### Objective
Transcribe the material in full, exactly as written.

Dataset rows
--- BEGIN ---

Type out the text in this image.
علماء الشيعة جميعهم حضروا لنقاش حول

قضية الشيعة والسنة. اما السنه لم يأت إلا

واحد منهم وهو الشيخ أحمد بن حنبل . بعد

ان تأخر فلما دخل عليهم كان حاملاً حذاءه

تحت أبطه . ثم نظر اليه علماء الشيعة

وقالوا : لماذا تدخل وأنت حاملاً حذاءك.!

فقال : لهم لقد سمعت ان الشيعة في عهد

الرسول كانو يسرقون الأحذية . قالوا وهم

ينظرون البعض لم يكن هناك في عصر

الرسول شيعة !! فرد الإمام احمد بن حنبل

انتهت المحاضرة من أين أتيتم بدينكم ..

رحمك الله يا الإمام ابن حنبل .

--- END ---

### Response for this exercise
Type out the text in this image.
علماء الشيعة جميعهم حضروا لنقاش حول

قضية الشيعة والسنة. اما السنه لم يأت إلا

واحد منهم وهو الشيخ أحمد بن حنبل . بعد

ان تأخر فلما دخل عليهم كان حاملاً حذاءه

تحت أبطه . ثم نظر اليه علماء الشيعة

وقالوا : لماذا تدخل وأنت حاملاً حذاءك.!

فقال : لهم لقد سمعت ان الشيعة في عهد

الرسول كانو يسرقون الأحذية . قالوا وهم

ينظرون البعض لم يكن هناك في عصر

الرسول شيعة !! فرد الإمام احمد بن حنبل

انتهت المحاضرة من أين أتيتم بدينكم ..

رحمك الله يا الإمام ابن حنبل .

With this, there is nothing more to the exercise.